__Vorliegender Text__:
::::::::::

Boom bei Bahnreisen

Die Zukunft des
Bahntourismus sieht alt aus ­ im wahrsten Sinn des Wortes. Best Ager
und 50 plus sind die Stammkunden bei Bahnreisen. Ob Orient Express,
Transsibirische Eisenbahn oder Ameropa-Reisen ­ die Nachfrage kommt
vorwiegend von den Älteren, die Zeit und Geld haben. Bei der wachsenden
Überalterung der Gesellschaft ist das freilich eher eine Chance denn
ein Nachteil. Die Experten bei der Touristischen Runde in München
jedenfalls sehen auch in Zukunft ein „Riesenpotenzial” für Bahnreisen.


Von
der Krise des Pauschaltourismus, die vor allem durch das schwächelnde
Familiensegment verstärkt wird, spüren die Bahnveranstalter kaum etwas.
Von traumhaften Zuwachsraten etwa spricht Helmut Muschalla,
Geschäftsführer von Orient-Express, wo der Schienen-Mythos Venice
Simplon-Orient-Express beheimatet ist. „An Bord sind die Gäste in einer
anderen Welt,” schwärmt Muschalla. In den Originalwaggons aus den 20r
und 30er Jahren werde die Reise selbst zum Ereignis ­ und das lassen
sich viele Menschen immer wieder viel Geld kosten. Doch der Preis von
2000 Euro pro Nacht schreckt auch Jüngere nicht. Muschalla:
„Luxus-Bahnreisen sind sexy. Immer mehr Honeymooner gönnen sich dieses
Erlebnis”. Nach 22 Jahren konnte Orient Express in diesem Jahr weltweit
das beste Ergebnis einfahren, allein im deutschen Raum betrug die
Steigerung 38 Prozent.

::::::::::

__Arbeitsaufträge__:
A - Stimmen die Aussagen (i) bis (iii) mit dem Text über Bahnreisen überein? Antworte jeweils mit Ja oder Nein und zitiere die entscheidenden Worte des Textes wörtlich. (i) Die Nachfrage nach Bahnreisen kommt vor allem von Älteren. (ii) Die Bahnveranstalter spüren die Krise des Pauschaltourismus stark. (iii) Im deutschen Raum stieg das Ergebnis von Orient Express um 28 Prozent.
B - Schreib den Abschnitt des Textes über Bahnreisen von „Die Zukunft des“ bis einschließlich „Bahnveranstalter kaum etwas.“ neu und benenne dabei „Bahnveranstalter“ in „Reiseanbieter“ um.
Die Einträge werden hier nicht gebraucht.

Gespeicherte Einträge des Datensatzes
::::::::::

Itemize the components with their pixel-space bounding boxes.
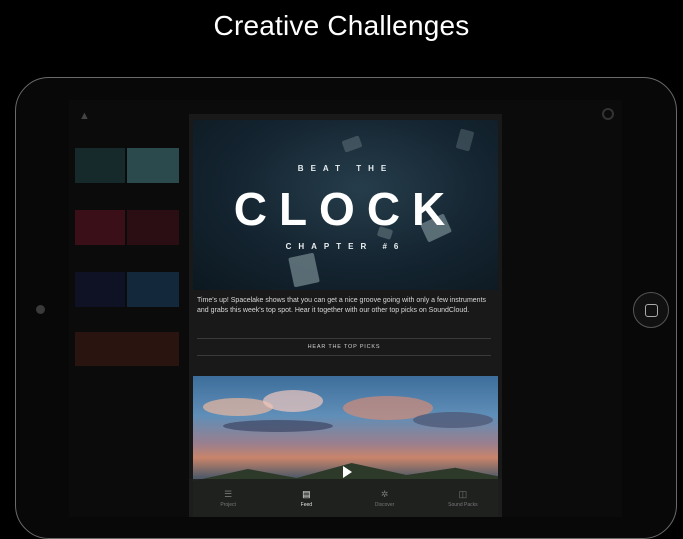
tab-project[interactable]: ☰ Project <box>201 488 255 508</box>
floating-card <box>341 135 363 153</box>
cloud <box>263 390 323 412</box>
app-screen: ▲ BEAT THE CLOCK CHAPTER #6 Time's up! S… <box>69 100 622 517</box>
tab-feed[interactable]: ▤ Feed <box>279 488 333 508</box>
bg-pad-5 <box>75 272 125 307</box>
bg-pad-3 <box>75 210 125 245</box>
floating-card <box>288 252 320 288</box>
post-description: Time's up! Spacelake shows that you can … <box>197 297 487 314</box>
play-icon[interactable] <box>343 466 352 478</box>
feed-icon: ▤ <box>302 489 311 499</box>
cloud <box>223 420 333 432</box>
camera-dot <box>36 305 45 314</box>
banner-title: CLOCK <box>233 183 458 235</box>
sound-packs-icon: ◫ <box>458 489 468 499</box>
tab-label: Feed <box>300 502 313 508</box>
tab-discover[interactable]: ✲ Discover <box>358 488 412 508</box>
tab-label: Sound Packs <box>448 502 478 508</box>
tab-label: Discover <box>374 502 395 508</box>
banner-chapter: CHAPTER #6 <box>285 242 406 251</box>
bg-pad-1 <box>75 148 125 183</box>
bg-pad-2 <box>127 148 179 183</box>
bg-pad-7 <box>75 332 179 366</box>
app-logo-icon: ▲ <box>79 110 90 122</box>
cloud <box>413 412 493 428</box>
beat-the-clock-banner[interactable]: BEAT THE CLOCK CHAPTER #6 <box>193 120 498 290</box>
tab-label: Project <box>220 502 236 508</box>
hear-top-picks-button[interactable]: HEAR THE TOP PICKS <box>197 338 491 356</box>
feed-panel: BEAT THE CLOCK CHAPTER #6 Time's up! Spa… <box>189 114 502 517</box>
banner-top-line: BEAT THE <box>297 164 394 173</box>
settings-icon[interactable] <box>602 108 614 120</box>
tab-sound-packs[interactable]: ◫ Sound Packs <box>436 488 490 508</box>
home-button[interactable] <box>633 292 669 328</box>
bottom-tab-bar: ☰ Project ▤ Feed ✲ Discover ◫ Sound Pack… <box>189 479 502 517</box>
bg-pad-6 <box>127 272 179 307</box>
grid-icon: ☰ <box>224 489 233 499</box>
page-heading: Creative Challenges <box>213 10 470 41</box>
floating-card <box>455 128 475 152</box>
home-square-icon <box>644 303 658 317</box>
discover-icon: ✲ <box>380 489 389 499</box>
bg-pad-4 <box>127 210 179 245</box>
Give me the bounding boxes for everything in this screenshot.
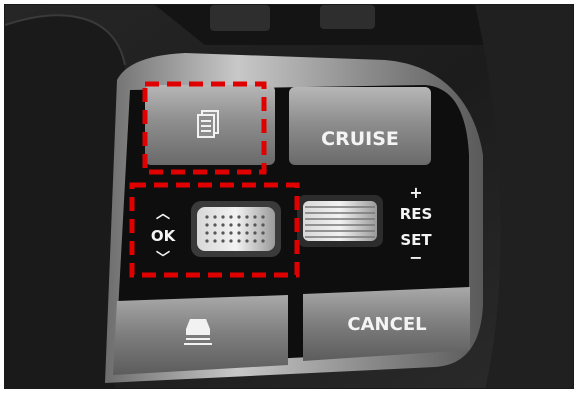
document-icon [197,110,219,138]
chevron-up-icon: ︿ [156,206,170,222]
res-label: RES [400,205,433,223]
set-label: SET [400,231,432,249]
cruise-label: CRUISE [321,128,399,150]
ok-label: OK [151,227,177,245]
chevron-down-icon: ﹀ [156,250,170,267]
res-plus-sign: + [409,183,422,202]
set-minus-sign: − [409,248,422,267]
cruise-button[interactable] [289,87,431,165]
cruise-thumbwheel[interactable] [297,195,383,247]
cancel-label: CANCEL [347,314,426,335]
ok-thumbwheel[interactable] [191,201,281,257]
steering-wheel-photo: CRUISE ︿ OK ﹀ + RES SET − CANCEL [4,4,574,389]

::::::::::

__Lösungen__:
A -
(i) Ja: „die Nachfrage kommt vorwiegend von den Älteren, die Zeit und Geld haben“
(ii) Nein: „spüren die Bahnveranstalter kaum etwas“
(iii) Nein: „allein im deutschen Raum betrug die Steigerung 38 Prozent“

B -
Die Zukunft des
Bahntourismus sieht alt aus ­ im wahrsten Sinn des Wortes. Best Ager
und 50 plus sind die Stammkunden bei Bahnreisen. Ob Orient Express,
Transsibirische Eisenbahn oder Ameropa-Reisen ­ die Nachfrage kommt
vorwiegend von den Älteren, die Zeit und Geld haben. Bei der wachsenden
Überalterung der Gesellschaft ist das freilich eher eine Chance denn
ein Nachteil. Die Experten bei der Touristischen Runde in München
jedenfalls sehen auch in Zukunft ein „Riesenpotenzial” für Bahnreisen.


Von
der Krise des Pauschaltourismus, die vor allem durch das schwächelnde
Familiensegment verstärkt wird, spüren die Reiseanbieter kaum etwas.